Locate the string "will" throughout the material and copy every line in which it occurs.

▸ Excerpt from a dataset
^^^^^^^^^^^^^^^^
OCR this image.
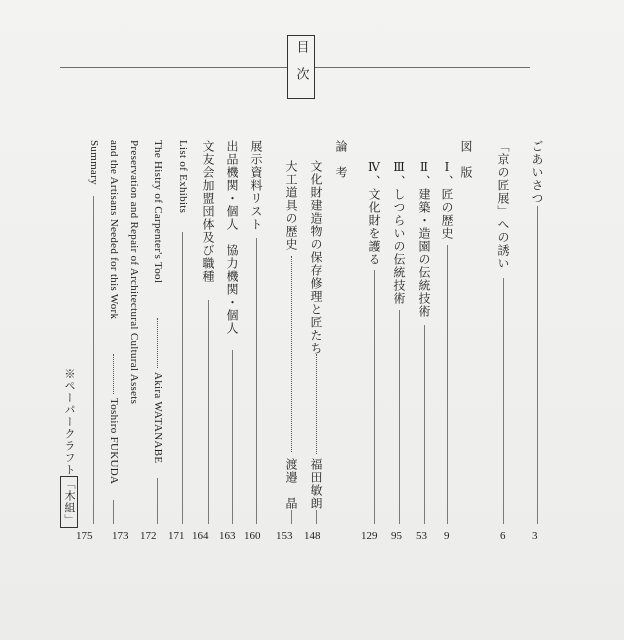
目次
ごあいさつ
3
「京の匠展」への誘い
6
図　版
Ⅰ、匠の歴史
9
Ⅱ、建築・造園の伝統技術
53
Ⅲ、しつらいの伝統技術
95
Ⅳ、文化財を護る
129
論　考
文化財建造物の保存修理と匠たち
福田敏朗
148
大工道具の歴史
渡邉　晶
153
展示資料リスト
160
出品機関・個人　協力機関・個人
163
文友会加盟団体及び職種
164
List of Exhibits
171
The Histry of Carpenter's Tool
Akira WATANABE
172
Preservation and Repair of Architectural Cultural Assets
and the Artisans Needed for this Work
Toshiro FUKUDA
173
Summary
175
※ペーパークラフト「木組」
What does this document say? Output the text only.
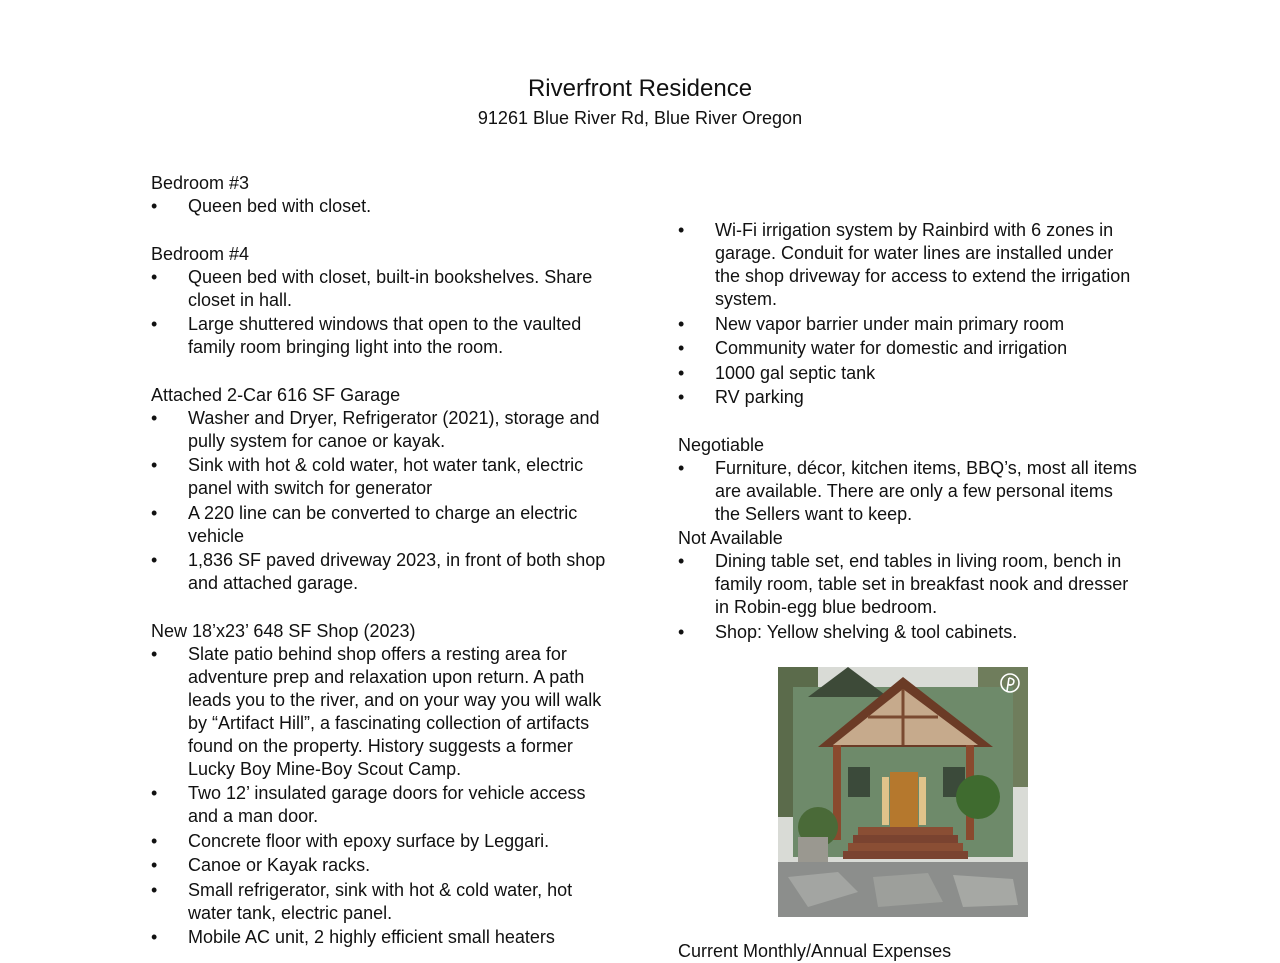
Riverfront Residence
91261 Blue River Rd, Blue River Oregon
Bedroom #3
• Queen bed with closet.
Bedroom #4
• Queen bed with closet, built-in bookshelves. Share closet in hall.
• Large shuttered windows that open to the vaulted family room bringing light into the room.
Attached 2-Car 616 SF Garage
• Washer and Dryer, Refrigerator (2021), storage and pully system for canoe or kayak.
• Sink with hot & cold water, hot water tank, electric panel with switch for generator
• A 220 line can be converted to charge an electric vehicle
• 1,836 SF paved driveway 2023, in front of both shop and attached garage.
New 18’x23’ 648 SF Shop (2023)
• Slate patio behind shop offers a resting area for adventure prep and relaxation upon return. A path leads you to the river, and on your way you will walk by “Artifact Hill”, a fascinating collection of artifacts found on the property. History suggests a former Lucky Boy Mine-Boy Scout Camp.
• Two 12’ insulated garage doors for vehicle access and a man door.
• Concrete floor with epoxy surface by Leggari.
• Canoe or Kayak racks.
• Small refrigerator, sink with hot & cold water, hot water tank, electric panel.
• Mobile AC unit, 2 highly efficient small heaters
• Wi-Fi irrigation system by Rainbird with 6 zones in garage. Conduit for water lines are installed under the shop driveway for access to extend the irrigation system.
• New vapor barrier under main primary room
• Community water for domestic and irrigation
• 1000 gal septic tank
• RV parking
Negotiable
• Furniture, décor, kitchen items, BBQ’s, most all items are available. There are only a few personal items the Sellers want to keep.
Not Available
• Dining table set, end tables in living room, bench in family room, table set in breakfast nook and dresser in Robin-egg blue bedroom.
• Shop: Yellow shelving & tool cabinets.
Current Monthly/Annual Expenses
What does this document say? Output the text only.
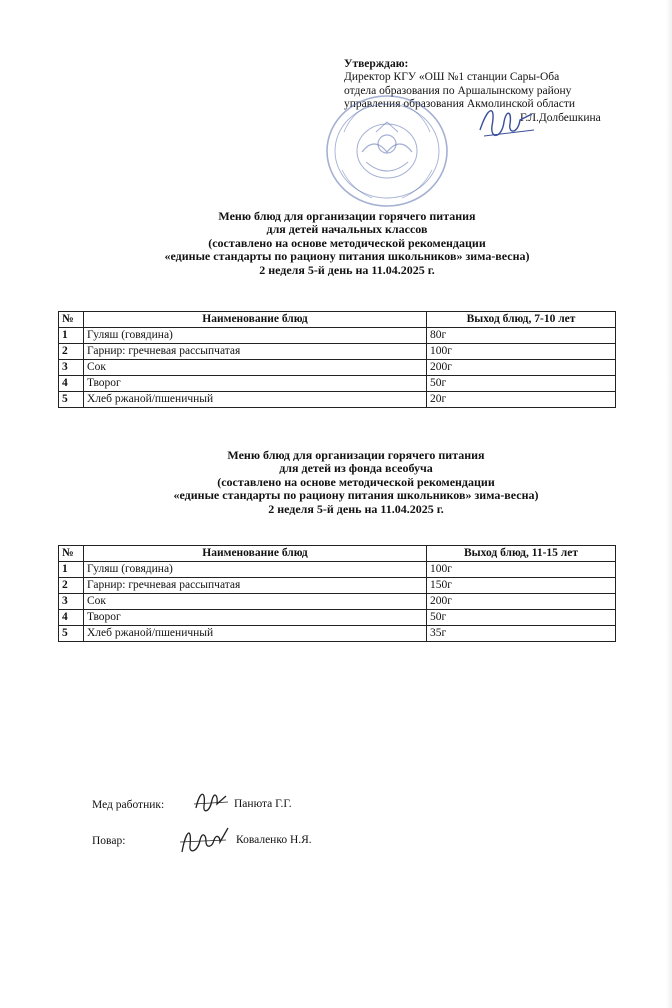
Утверждаю:
Директор КГУ «ОШ №1 станции Сары-Оба
отдела образования по Аршалынскому району
управления образования Акмолинской области
Г.Л.Долбешкина
Меню блюд для организации горячего питания
для детей начальных классов
(составлено на основе методической рекомендации
«единые стандарты по рациону питания школьников» зима-весна)
2 неделя 5-й день на 11.04.2025 г.
№	Наименование блюд	Выход блюд, 7-10 лет
1	Гуляш (говядина)	80г
2	Гарнир: гречневая рассыпчатая	100г
3	Сок	200г
4	Творог	50г
5	Хлеб ржаной/пшеничный	20г
Меню блюд для организации горячего питания
для детей из фонда всеобуча
(составлено на основе методической рекомендации
«единые стандарты по рациону питания школьников» зима-весна)
2 неделя 5-й день на 11.04.2025 г.
№	Наименование блюд	Выход блюд, 11-15 лет
1	Гуляш (говядина)	100г
2	Гарнир: гречневая рассыпчатая	150г
3	Сок	200г
4	Творог	50г
5	Хлеб ржаной/пшеничный	35г
Мед работник:	Панюта Г.Г.
Повар:	Коваленко Н.Я.
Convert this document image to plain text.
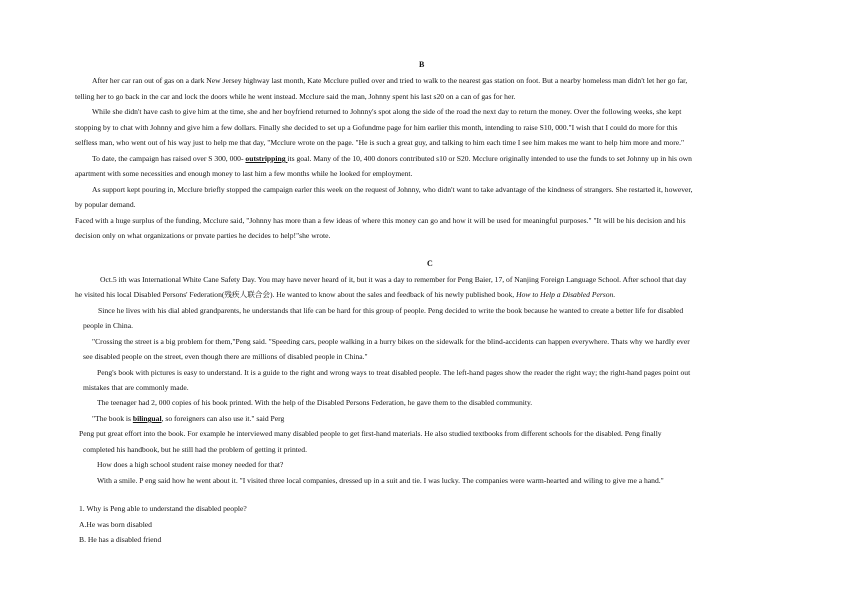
B
After her car ran out of gas on a dark New Jersey highway last month, Kate Mcclure pulled over and tried to walk to the nearest gas station on foot. But a nearby homeless man didn't let her go far,
telling her to go back in the car and lock the doors while he went instead. Mcclure said the man, Johnny spent his last s20 on a can of gas for her.
While she didn't have cash to give him at the time, she and her boyfriend returned to Johnny's spot along the side of the road the next day to return the money. Over the following weeks, she kept
stopping by to chat with Johnny and give him a few dollars. Finally she decided to set up a Gofundme page for him earlier this month, intending to raise S10, 000."I wish that I could do more for this
selfless man, who went out of his way just to help me that day, "Mcclure wrote on the page. "He is such a great guy, and talking to him each time I see him makes me want to help him more and more."
To date, the campaign has raised over S 300, 000- outstripping its goal. Many of the 10, 400 donors contributed s10 or S20. Mcclure originally intended to use the funds to set Johnny up in his own
apartment with some necessities and enough money to last him a few months while he looked for employment.
As support kept pouring in, Mcclure briefly stopped the campaign earler this week on the request of Johnny, who didn't want to take advantage of the kindness of strangers. She restarted it, however,
by popular demand.
Faced with a huge surplus of the funding, Mcclure said, "Johnny has more than a few ideas of where this money can go and how it will be used for meaningful purposes." "It will be his decision and his
decision only on what organizations or pnvate parties he decides to help!"she wrote.
C
Oct.5 ith was International White Cane Safety Day. You may have never heard of it, but it was a day to remember for Peng Baier, 17, of Nanjing Foreign Language School. After school that day
he visited his local Disabled Persons' Federation(残疾人联合会). He wanted to know about the sales and feedback of his newly published book, How to Help a Disabled Person.
Since he lives with his dial abled grandparents, he understands that life can be hard for this group of people. Peng decided to write the book because he wanted to create a better life for disabled
people in China.
"Crossing the street is a big problem for them,"Peng said. "Speeding cars, people walking in a hurry bikes on the sidewalk for the blind-accidents can happen everywhere. Thats why we hardly ever
see disabled people on the street, even though there are millions of disabled people in China."
Peng's book with pictures is easy to understand. It is a guide to the right and wrong ways to treat disabled people. The left-hand pages show the reader the right way; the right-hand pages point out
mistakes that are commonly made.
The teenager had 2, 000 copies of his book printed. With the help of the Disabled Persons Federation, he gave them to the disabled community.
"The book is bilingual, so foreigners can also use it." said Perg
Peng put great effort into the book. For example he interviewed many disabled people to get first-hand materials. He also studied textbooks from different schools for the disabled. Peng finally
completed his handbook, but he still had the problem of getting it printed.
How does a high school student raise money needed for that?
With a smile. P eng said how he went about it. "I visited three local companies, dressed up in a suit and tie. I was lucky. The companies were warm-hearted and wiling to give me a hand."
1. Why is Peng able to understand the disabled people?
A.He was born disabled
B. He has a disabled friend
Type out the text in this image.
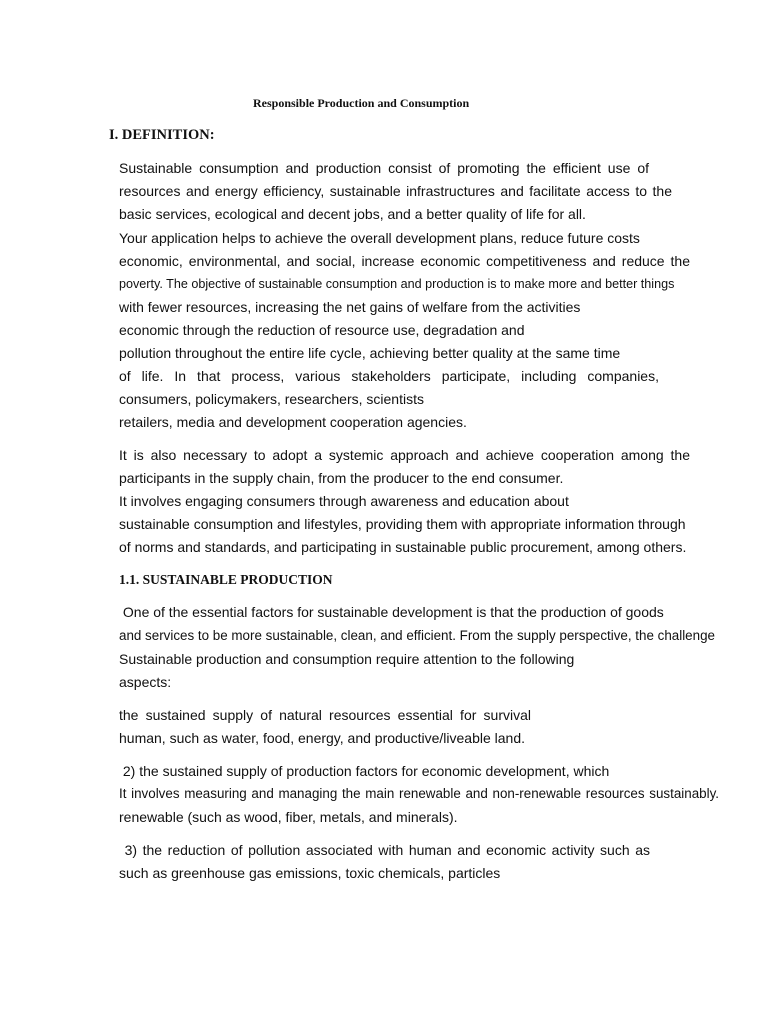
Responsible Production and Consumption
I. DEFINITION:
Sustainable consumption and production consist of promoting the efficient use of
resources and energy efficiency, sustainable infrastructures and facilitate access to the
basic services, ecological and decent jobs, and a better quality of life for all.
Your application helps to achieve the overall development plans, reduce future costs
economic, environmental, and social, increase economic competitiveness and reduce the
poverty. The objective of sustainable consumption and production is to make more and better things
with fewer resources, increasing the net gains of welfare from the activities
economic through the reduction of resource use, degradation and
pollution throughout the entire life cycle, achieving better quality at the same time
of life. In that process, various stakeholders participate, including companies,
consumers, policymakers, researchers, scientists
retailers, media and development cooperation agencies.
It is also necessary to adopt a systemic approach and achieve cooperation among the
participants in the supply chain, from the producer to the end consumer.
It involves engaging consumers through awareness and education about
sustainable consumption and lifestyles, providing them with appropriate information through
of norms and standards, and participating in sustainable public procurement, among others.
1.1. SUSTAINABLE PRODUCTION
One of the essential factors for sustainable development is that the production of goods
and services to be more sustainable, clean, and efficient. From the supply perspective, the challenge
Sustainable production and consumption require attention to the following
aspects:
the sustained supply of natural resources essential for survival
human, such as water, food, energy, and productive/liveable land.
2) the sustained supply of production factors for economic development, which
It involves measuring and managing the main renewable and non-renewable resources sustainably.
renewable (such as wood, fiber, metals, and minerals).
3) the reduction of pollution associated with human and economic activity such as
such as greenhouse gas emissions, toxic chemicals, particles
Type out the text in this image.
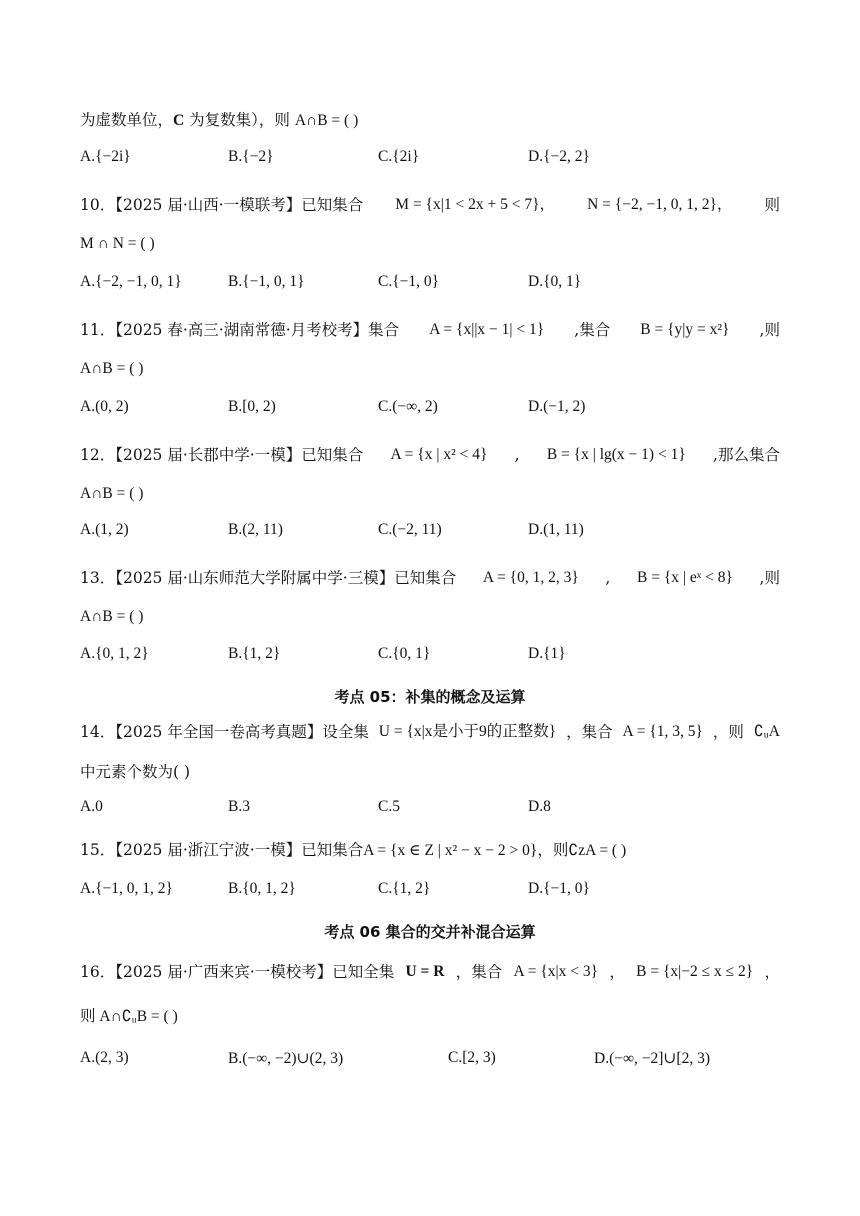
为虚数单位，C 为复数集），则 A∩B = ( )
A.{−2i}	B.{−2}	C.{2i}	D.{−2, 2}
10．【2025 届·山西·一模联考】已知集合 M = {x|1 < 2x + 5 < 7}， N = {−2, −1, 0, 1, 2}， 则
M ∩ N = ( )
A.{−2, −1, 0, 1}	B.{−1, 0, 1}	C.{−1, 0}	D.{0, 1}
11．【2025 春·高三·湖南常德·月考校考】集合 A = {x||x − 1| < 1} ,集合 B = {y|y = x²} ,则
A∩B = ( )
A.(0, 2)	B.[0, 2)	C.(−∞, 2)	D.(−1, 2)
12．【2025 届·长郡中学·一模】已知集合 A = {x | x² < 4} , B = {x | lg(x − 1) < 1} ,那么集合
A∩B = ( )
A.(1, 2)	B.(2, 11)	C.(−2, 11)	D.(1, 11)
13．【2025 届·山东师范大学附属中学·三模】已知集合 A = {0, 1, 2, 3} , B = {x | eˣ < 8} ,则
A∩B = ( )
A.{0, 1, 2}	B.{1, 2}	C.{0, 1}	D.{1}
考点 05：补集的概念及运算
14．【2025 年全国一卷高考真题】设全集 U = {x|x是小于9的正整数} ，集合 A = {1, 3, 5} ，则 ∁ᵤA
中元素个数为( )
A.0	B.3	C.5	D.8
15．【2025 届·浙江宁波·一模】已知集合A = {x ∈ Z | x² − x − 2 > 0}，则∁ᴢA = ( )
A.{−1, 0, 1, 2}	B.{0, 1, 2}	C.{1, 2}	D.{−1, 0}
考点 06 集合的交并补混合运算
16．【2025 届·广西来宾·一模校考】已知全集 U = R ，集合 A = {x|x < 3} ， B = {x|−2 ≤ x ≤ 2} ，
则 A∩∁ᵤB = ( )
A.(2, 3)	B.(−∞, −2)∪(2, 3)	C.[2, 3)	D.(−∞, −2]∪[2, 3)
^^^^^^^^^^^^^^^^
▸ COMPLETE RESPONSE
• Slate patio behind shop offers a resting area for adventure prep and relaxation upon return. A path leads you to the river, and on your way you will walk by “Artifact Hill”, a fascinating collection of artifacts found on the property. History suggests a former Lucky Boy Mine-Boy Scout Camp.
Faced with a huge surplus of the funding, Mcclure said, "Johnny has more than a few ideas of where this money can go and how it will be used for meaningful purposes." "It will be his decision and his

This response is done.